Instructions to follow
Pull out every line below containing the word "that".

• • • • • • •

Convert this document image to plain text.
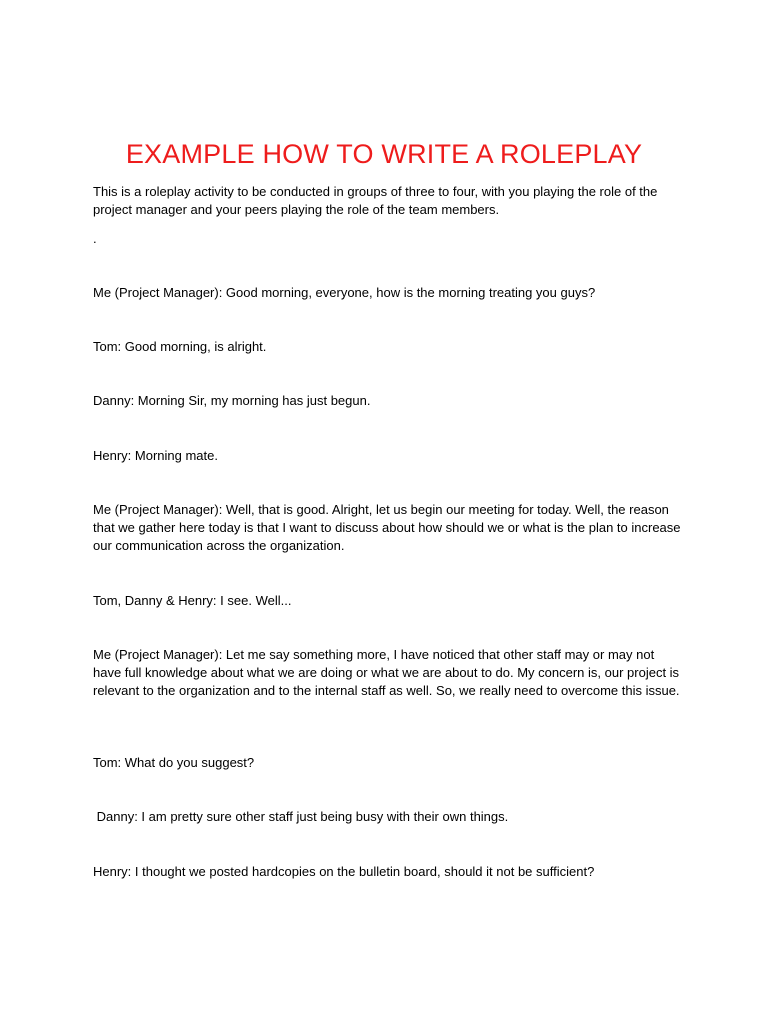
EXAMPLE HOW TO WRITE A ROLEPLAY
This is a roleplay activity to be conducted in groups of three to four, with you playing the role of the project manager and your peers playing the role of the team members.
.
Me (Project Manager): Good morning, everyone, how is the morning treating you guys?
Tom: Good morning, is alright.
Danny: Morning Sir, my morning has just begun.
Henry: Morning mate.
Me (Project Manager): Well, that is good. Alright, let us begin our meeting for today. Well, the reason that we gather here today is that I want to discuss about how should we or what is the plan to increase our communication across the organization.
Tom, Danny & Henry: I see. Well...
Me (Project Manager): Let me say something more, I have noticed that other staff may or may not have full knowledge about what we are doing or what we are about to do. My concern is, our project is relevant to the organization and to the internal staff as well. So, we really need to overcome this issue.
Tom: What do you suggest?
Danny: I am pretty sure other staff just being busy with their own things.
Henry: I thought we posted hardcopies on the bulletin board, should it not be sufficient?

• • • • • • •

Completed exercise
Me (Project Manager): Well, that is good. Alright, let us begin our meeting for today. Well, the reason that we gather here today is that I want to discuss about how should we or what is the plan to increase our communication across the organization.
Me (Project Manager): Let me say something more, I have noticed that other staff may or may not have full knowledge about what we are doing or what we are about to do. My concern is, our project is relevant to the organization and to the internal staff as well. So, we really need to overcome this issue.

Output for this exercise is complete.